What needs to be done » Nothing in the data should change when you return it, but leave the pictures out.

(Stored entries)
start

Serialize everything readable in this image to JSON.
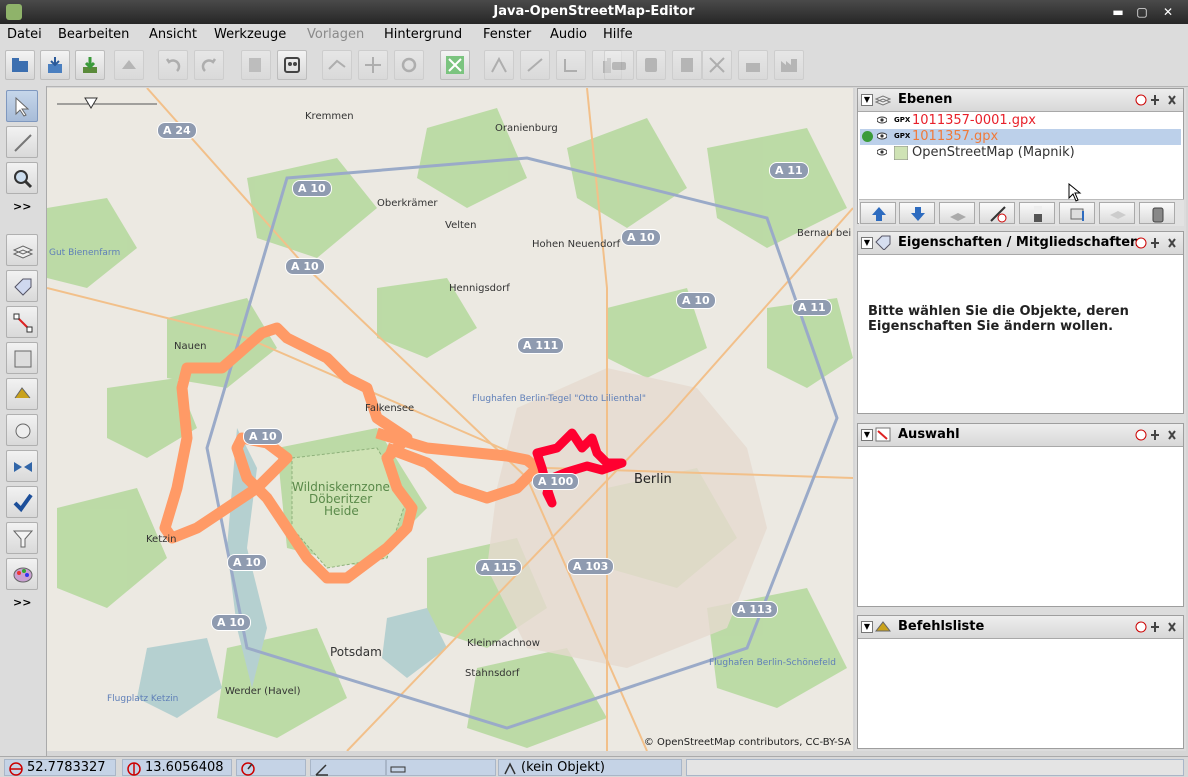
{
  "window": {
    "title": "Java-OpenStreetMap-Editor"
  },
  "menu": [
    "Datei",
    "Bearbeiten",
    "Ansicht",
    "Werkzeuge",
    "Vorlagen",
    "Hintergrund",
    "Fenster",
    "Audio",
    "Hilfe"
  ],
  "map": {
    "places": [
      "Kremmen",
      "Oranienburg",
      "Oberkrämer",
      "Velten",
      "Hohen Neuendorf",
      "Hennigsdorf",
      "Nauen",
      "Falkensee",
      "Berlin",
      "Potsdam",
      "Kleinmachnow",
      "Stahnsdorf",
      "Werder (Havel)",
      "Bernau bei Berlin",
      "Ketzin"
    ],
    "nature_reserve": [
      "Wildniskernzone",
      "Döberitzer",
      "Heide"
    ],
    "shields": [
      "A 24",
      "A 10",
      "A 10",
      "A 10",
      "A 10",
      "A 11",
      "A 11",
      "A 111",
      "A 10",
      "A 10",
      "A 100",
      "A 115",
      "A 103",
      "A 113",
      "A 10"
    ],
    "airports": [
      "Flughafen Berlin-Tegel \"Otto Lilienthal\"",
      "Flughafen Berlin-Schönefeld",
      "Flugplatz Ketzin"
    ],
    "misc_labels": [
      "Gut Bienenfarm"
    ],
    "copyright": "© OpenStreetMap contributors, CC-BY-SA",
    "track_colors": {
      "orange": "#ff9a66",
      "red": "#ff0030"
    }
  },
  "layers_panel": {
    "title": "Ebenen",
    "layers": [
      {
        "name": "1011357-0001.gpx",
        "color": "#e8202a",
        "type": "GPX"
      },
      {
        "name": "1011357.gpx",
        "color": "#f07a3a",
        "type": "GPX",
        "active": true
      },
      {
        "name": "OpenStreetMap (Mapnik)",
        "color": "#333333"
      }
    ]
  },
  "properties_panel": {
    "title": "Eigenschaften / Mitgliedschaften",
    "empty_line1": "Bitte wählen Sie die Objekte, deren",
    "empty_line2": "Eigenschaften Sie ändern wollen."
  },
  "selection_panel": {
    "title": "Auswahl"
  },
  "commands_panel": {
    "title": "Befehlsliste"
  },
  "left_toolbar": {
    "more1": ">>",
    "more2": ">>"
  },
  "status": {
    "lat": "52.7783327",
    "lon": "13.6056408",
    "object": "(kein Objekt)"
  }
}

end

Response to the exercise »
Serialize everything readable in this image to JSON.
{
  "window": {
    "title": "Java-OpenStreetMap-Editor"
  },
  "menu": [
    "Datei",
    "Bearbeiten",
    "Ansicht",
    "Werkzeuge",
    "Vorlagen",
    "Hintergrund",
    "Fenster",
    "Audio",
    "Hilfe"
  ],
  "map": {
    "places": [
      "Kremmen",
      "Oranienburg",
      "Oberkrämer",
      "Velten",
      "Hohen Neuendorf",
      "Hennigsdorf",
      "Nauen",
      "Falkensee",
      "Berlin",
      "Potsdam",
      "Kleinmachnow",
      "Stahnsdorf",
      "Werder (Havel)",
      "Bernau bei Berlin",
      "Ketzin"
    ],
    "nature_reserve": [
      "Wildniskernzone",
      "Döberitzer",
      "Heide"
    ],
    "shields": [
      "A 24",
      "A 10",
      "A 10",
      "A 10",
      "A 10",
      "A 11",
      "A 11",
      "A 111",
      "A 10",
      "A 10",
      "A 100",
      "A 115",
      "A 103",
      "A 113",
      "A 10"
    ],
    "airports": [
      "Flughafen Berlin-Tegel \"Otto Lilienthal\"",
      "Flughafen Berlin-Schönefeld",
      "Flugplatz Ketzin"
    ],
    "misc_labels": [
      "Gut Bienenfarm"
    ],
    "copyright": "© OpenStreetMap contributors, CC-BY-SA",
    "track_colors": {
      "orange": "#ff9a66",
      "red": "#ff0030"
    }
  },
  "layers_panel": {
    "title": "Ebenen",
    "layers": [
      {
        "name": "1011357-0001.gpx",
        "color": "#e8202a",
        "type": "GPX"
      },
      {
        "name": "1011357.gpx",
        "color": "#f07a3a",
        "type": "GPX",
        "active": true
      },
      {
        "name": "OpenStreetMap (Mapnik)",
        "color": "#333333"
      }
    ]
  },
  "properties_panel": {
    "title": "Eigenschaften / Mitgliedschaften",
    "empty_line1": "Bitte wählen Sie die Objekte, deren",
    "empty_line2": "Eigenschaften Sie ändern wollen."
  },
  "selection_panel": {
    "title": "Auswahl"
  },
  "commands_panel": {
    "title": "Befehlsliste"
  },
  "left_toolbar": {
    "more1": ">>",
    "more2": ">>"
  },
  "status": {
    "lat": "52.7783327",
    "lon": "13.6056408",
    "object": "(kein Objekt)"
  }
}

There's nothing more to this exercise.